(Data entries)

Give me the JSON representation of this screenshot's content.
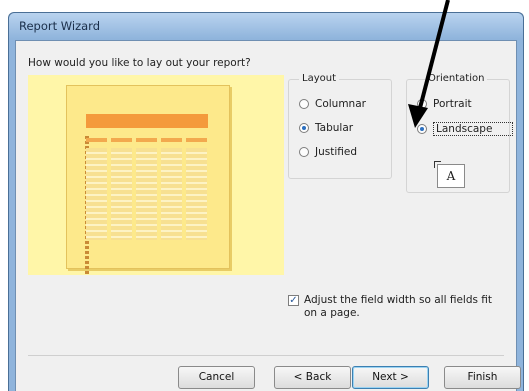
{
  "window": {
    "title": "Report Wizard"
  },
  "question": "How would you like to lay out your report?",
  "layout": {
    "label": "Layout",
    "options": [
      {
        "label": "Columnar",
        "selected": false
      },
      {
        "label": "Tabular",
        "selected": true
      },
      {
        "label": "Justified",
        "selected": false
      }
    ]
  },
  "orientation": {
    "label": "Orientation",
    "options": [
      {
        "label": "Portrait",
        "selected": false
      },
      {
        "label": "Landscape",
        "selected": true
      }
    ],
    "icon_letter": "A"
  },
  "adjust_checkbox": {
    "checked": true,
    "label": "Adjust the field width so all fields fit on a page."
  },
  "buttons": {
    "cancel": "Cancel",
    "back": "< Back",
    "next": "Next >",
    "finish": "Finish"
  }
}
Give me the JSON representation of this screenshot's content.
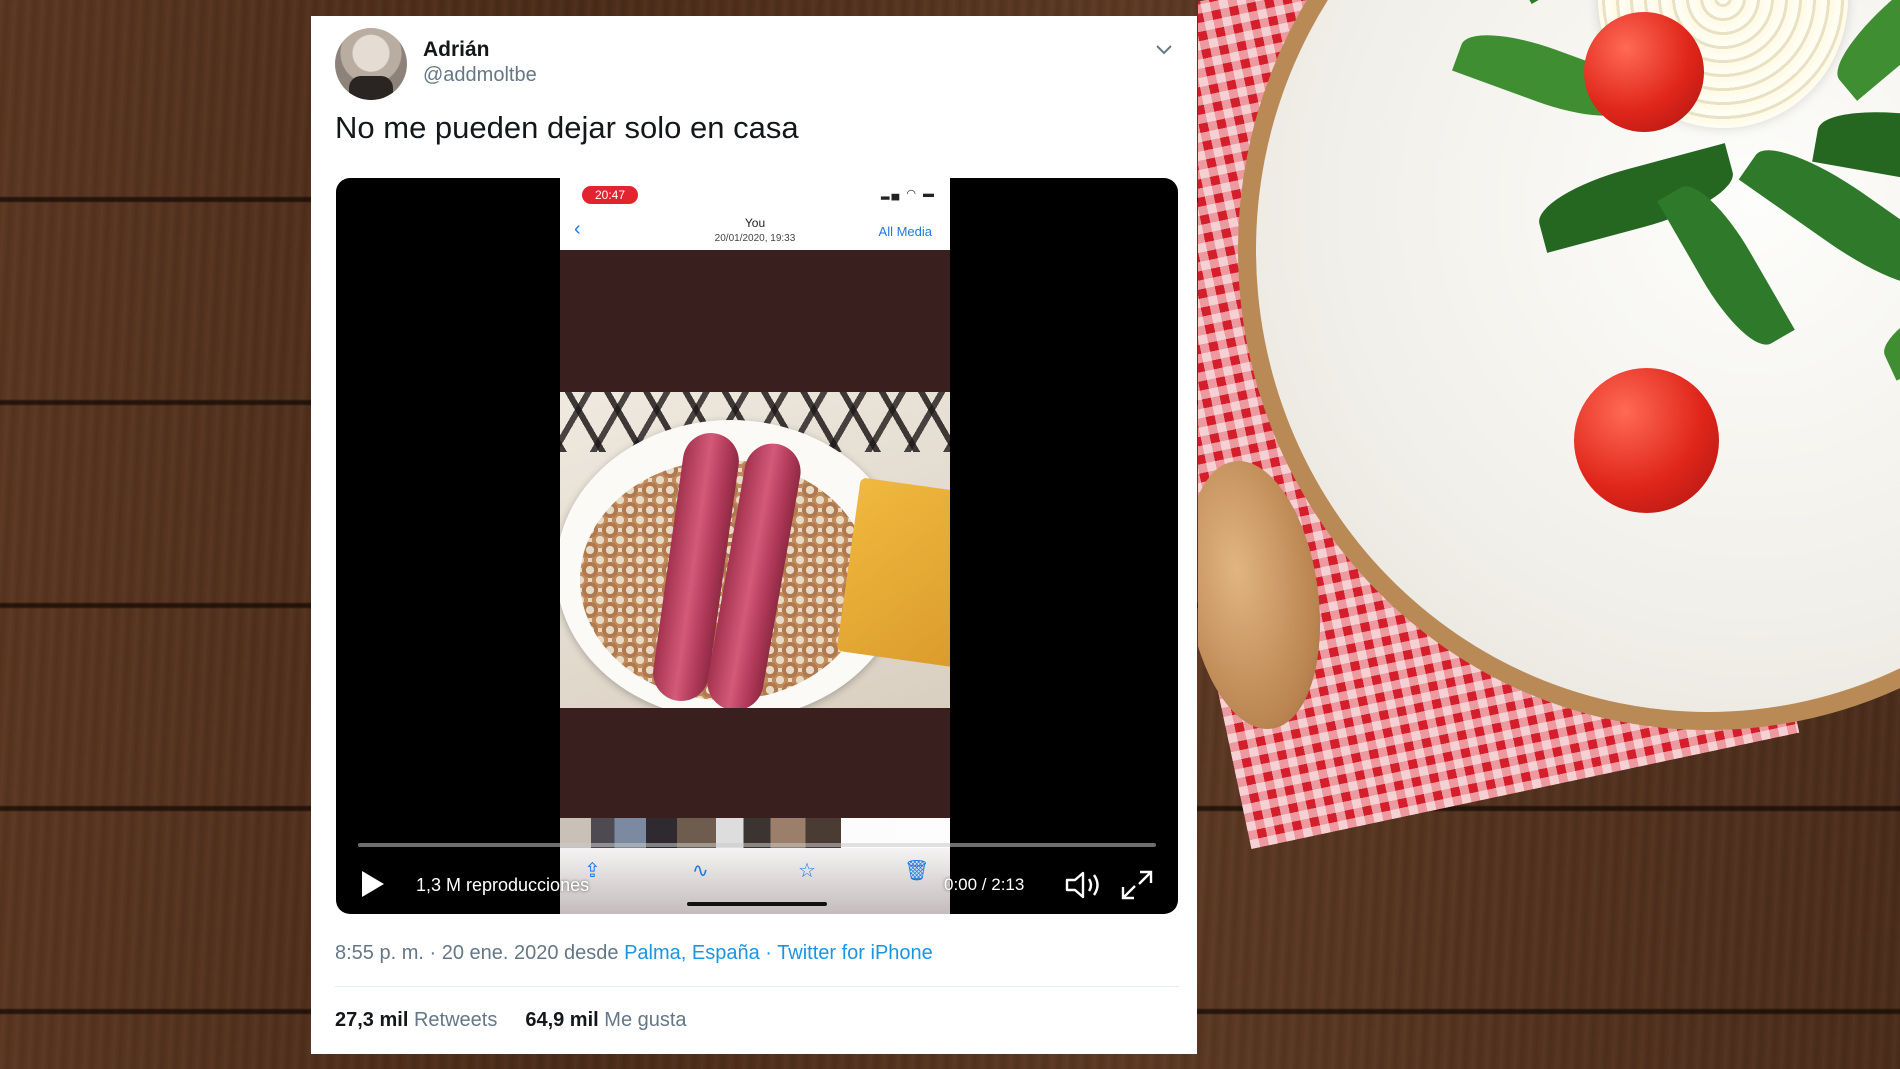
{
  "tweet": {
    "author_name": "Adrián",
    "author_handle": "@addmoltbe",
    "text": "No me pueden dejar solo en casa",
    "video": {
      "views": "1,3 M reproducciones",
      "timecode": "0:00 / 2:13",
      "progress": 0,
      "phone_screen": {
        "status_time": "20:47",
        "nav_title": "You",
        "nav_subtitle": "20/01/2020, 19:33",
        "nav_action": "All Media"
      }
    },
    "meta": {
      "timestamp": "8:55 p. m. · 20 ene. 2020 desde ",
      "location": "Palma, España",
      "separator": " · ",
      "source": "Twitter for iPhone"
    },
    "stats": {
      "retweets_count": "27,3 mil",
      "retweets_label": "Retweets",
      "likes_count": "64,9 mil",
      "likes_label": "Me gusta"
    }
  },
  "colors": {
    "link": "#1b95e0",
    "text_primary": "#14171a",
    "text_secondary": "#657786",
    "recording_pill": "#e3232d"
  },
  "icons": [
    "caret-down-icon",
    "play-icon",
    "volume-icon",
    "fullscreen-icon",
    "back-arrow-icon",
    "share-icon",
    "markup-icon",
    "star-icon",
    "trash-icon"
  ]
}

---

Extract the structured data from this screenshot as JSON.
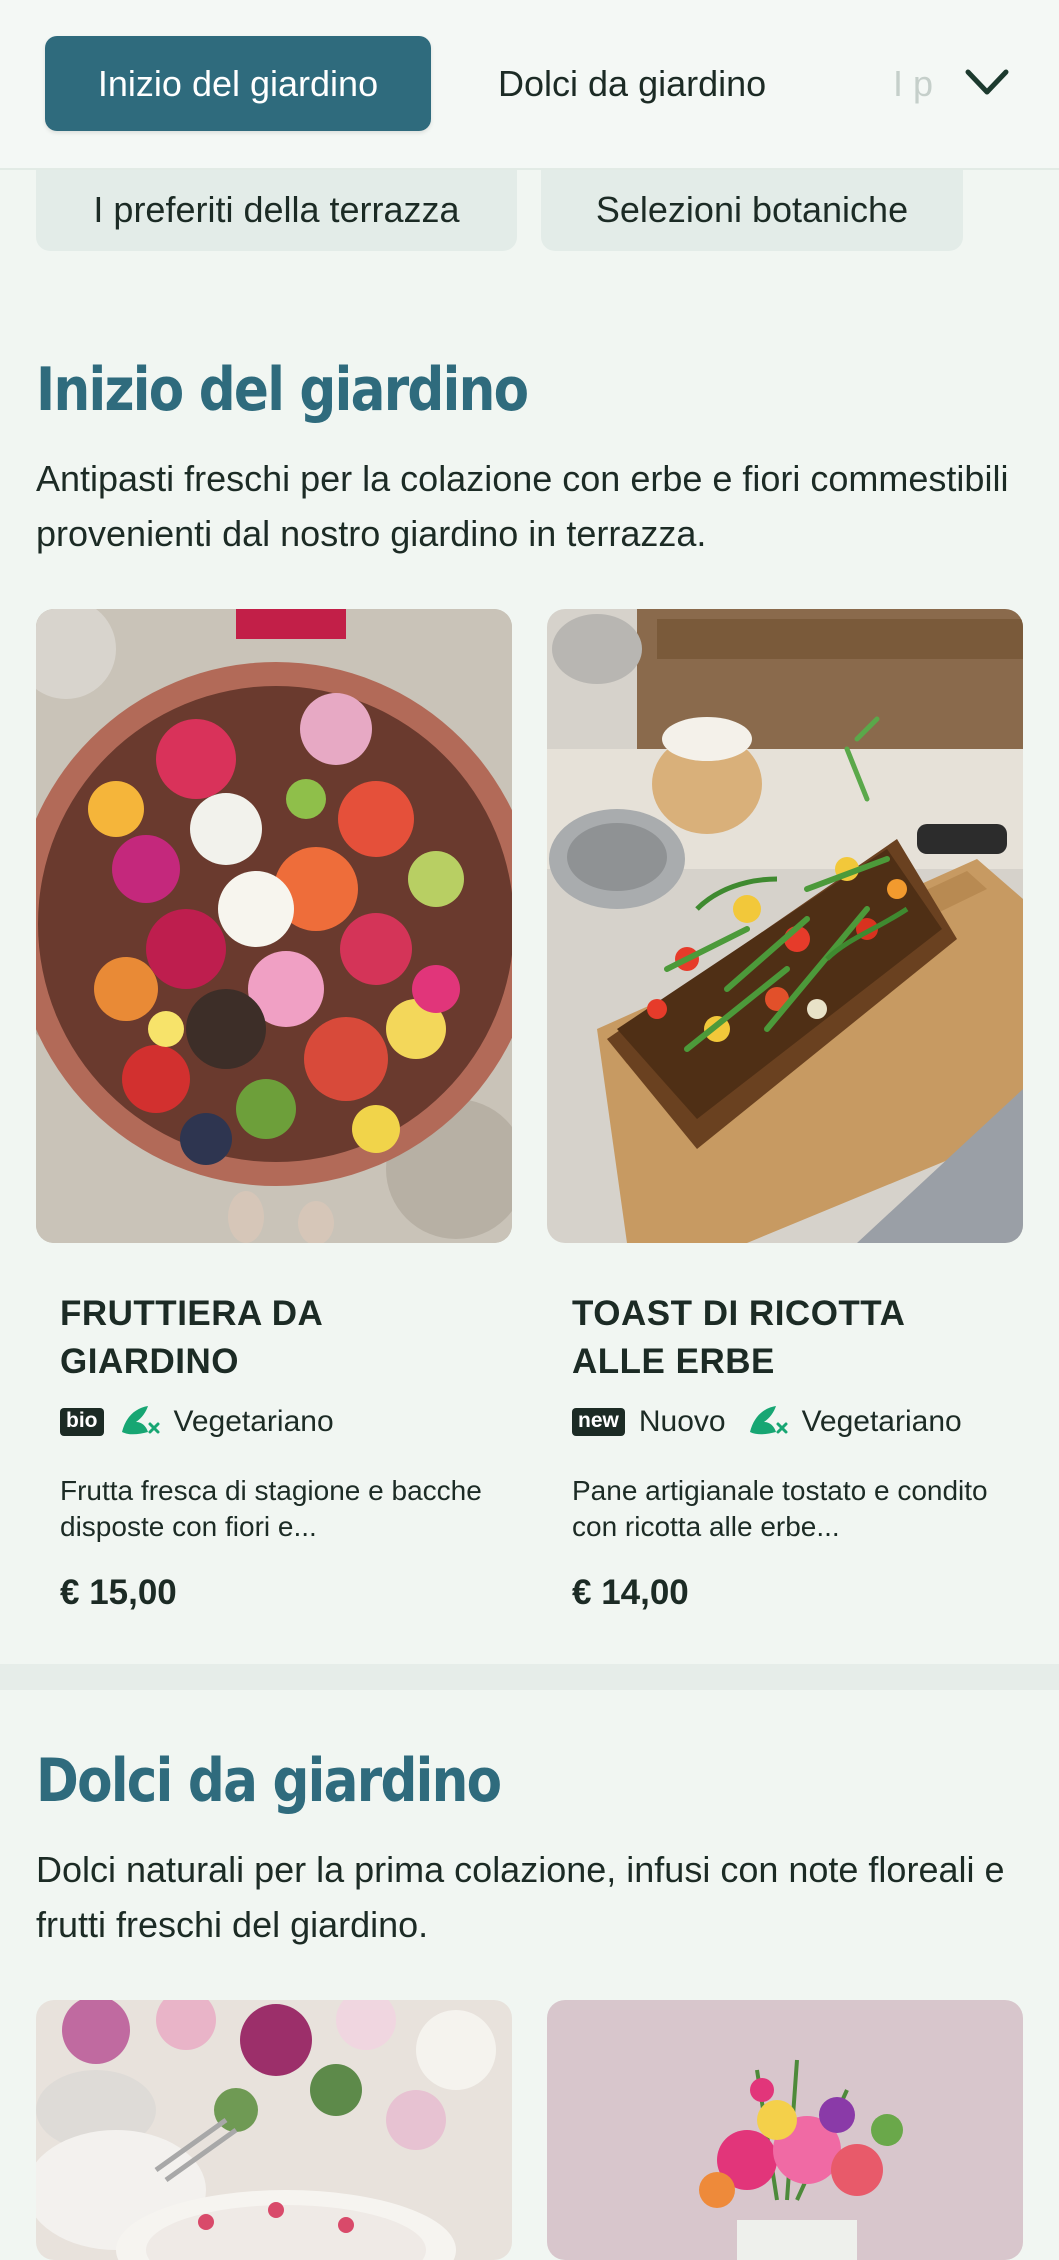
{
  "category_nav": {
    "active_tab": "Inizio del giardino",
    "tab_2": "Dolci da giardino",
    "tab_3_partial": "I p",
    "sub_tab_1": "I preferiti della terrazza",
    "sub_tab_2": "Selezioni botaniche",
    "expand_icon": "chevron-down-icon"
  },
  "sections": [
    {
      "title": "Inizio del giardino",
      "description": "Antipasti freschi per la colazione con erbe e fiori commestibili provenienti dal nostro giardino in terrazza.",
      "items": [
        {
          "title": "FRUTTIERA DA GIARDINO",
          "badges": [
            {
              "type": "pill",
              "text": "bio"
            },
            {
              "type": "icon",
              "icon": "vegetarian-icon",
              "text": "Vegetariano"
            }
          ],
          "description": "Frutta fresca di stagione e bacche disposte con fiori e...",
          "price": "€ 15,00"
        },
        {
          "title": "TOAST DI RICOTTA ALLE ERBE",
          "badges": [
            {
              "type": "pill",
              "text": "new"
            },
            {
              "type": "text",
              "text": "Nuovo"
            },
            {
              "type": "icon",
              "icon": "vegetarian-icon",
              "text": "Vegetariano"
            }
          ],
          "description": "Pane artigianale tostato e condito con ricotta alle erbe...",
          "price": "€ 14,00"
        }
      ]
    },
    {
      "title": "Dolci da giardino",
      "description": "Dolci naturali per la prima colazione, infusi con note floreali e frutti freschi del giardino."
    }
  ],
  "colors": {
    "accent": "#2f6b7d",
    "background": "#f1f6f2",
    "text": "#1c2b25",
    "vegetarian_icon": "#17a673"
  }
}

--

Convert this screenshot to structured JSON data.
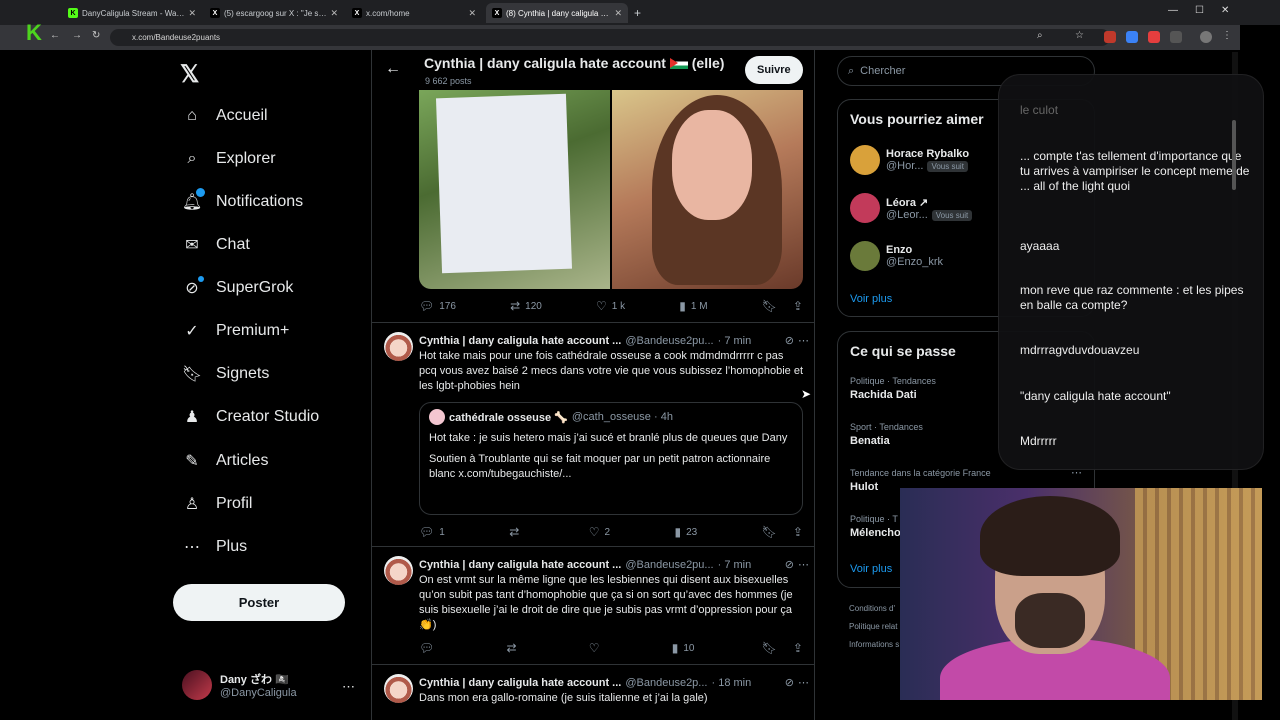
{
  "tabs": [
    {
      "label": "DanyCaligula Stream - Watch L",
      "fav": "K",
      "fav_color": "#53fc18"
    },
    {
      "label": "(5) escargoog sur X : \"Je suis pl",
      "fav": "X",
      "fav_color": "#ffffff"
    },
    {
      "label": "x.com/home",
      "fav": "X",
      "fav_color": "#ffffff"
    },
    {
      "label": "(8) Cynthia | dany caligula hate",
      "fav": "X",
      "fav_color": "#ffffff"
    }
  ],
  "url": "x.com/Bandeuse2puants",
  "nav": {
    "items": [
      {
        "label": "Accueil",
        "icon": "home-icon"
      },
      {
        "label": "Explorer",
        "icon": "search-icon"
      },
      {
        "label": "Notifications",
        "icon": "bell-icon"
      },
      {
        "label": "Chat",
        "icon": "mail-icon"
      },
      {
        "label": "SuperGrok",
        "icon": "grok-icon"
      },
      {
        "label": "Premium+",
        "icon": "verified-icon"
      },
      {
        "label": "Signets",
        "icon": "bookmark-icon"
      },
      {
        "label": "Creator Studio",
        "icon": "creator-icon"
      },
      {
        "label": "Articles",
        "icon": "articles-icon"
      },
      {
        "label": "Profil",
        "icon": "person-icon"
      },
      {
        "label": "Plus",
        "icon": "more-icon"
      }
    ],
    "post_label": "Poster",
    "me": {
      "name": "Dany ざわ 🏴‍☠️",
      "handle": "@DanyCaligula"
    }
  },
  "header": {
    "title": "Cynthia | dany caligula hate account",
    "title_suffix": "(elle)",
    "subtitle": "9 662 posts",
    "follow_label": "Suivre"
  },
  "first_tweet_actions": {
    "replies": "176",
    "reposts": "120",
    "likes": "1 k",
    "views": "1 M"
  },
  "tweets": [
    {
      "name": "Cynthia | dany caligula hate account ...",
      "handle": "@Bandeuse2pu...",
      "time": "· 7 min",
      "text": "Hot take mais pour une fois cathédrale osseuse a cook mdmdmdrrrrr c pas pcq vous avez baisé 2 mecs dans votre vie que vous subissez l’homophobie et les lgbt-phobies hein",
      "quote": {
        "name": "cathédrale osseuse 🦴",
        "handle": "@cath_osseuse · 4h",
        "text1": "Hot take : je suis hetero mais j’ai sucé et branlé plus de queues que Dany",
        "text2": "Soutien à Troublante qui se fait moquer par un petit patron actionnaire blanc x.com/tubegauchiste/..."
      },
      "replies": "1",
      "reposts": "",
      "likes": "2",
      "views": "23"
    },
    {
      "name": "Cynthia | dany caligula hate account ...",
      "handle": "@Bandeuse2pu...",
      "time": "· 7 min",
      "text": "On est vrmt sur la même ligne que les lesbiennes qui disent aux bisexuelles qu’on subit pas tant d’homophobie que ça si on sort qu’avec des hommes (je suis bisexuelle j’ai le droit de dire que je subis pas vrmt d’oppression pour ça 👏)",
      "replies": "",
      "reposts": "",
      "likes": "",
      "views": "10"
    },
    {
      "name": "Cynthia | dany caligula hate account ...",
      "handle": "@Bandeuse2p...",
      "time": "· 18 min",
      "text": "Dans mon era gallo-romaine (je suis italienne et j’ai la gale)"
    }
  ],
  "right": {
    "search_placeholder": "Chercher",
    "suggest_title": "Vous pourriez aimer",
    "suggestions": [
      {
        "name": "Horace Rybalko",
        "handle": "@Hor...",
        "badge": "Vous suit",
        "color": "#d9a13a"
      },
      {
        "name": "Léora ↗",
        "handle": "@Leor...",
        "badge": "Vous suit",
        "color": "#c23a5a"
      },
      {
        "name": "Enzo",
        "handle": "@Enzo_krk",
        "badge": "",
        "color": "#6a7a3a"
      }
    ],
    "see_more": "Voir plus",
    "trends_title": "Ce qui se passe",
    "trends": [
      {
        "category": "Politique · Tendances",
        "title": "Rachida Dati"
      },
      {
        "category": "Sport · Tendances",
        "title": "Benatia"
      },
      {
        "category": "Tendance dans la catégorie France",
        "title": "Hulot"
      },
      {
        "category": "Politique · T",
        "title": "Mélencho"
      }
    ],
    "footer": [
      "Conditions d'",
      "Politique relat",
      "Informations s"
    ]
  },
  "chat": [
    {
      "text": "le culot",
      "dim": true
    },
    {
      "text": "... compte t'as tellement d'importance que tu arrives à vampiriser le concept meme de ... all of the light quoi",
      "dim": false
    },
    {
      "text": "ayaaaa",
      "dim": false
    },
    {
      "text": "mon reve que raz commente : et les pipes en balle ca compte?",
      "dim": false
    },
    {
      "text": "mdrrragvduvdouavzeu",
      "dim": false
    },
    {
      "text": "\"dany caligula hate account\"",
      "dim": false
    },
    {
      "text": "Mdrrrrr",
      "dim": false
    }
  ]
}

Required task: Where a line of the material above holds the string "fiori", copy that line.

Finished task:
      "description": "Antipasti freschi per la colazione con erbe e fiori commestibili provenienti dal nostro giardino in terrazza.",
          "description": "Frutta fresca di stagione e bacche disposte con fiori e...",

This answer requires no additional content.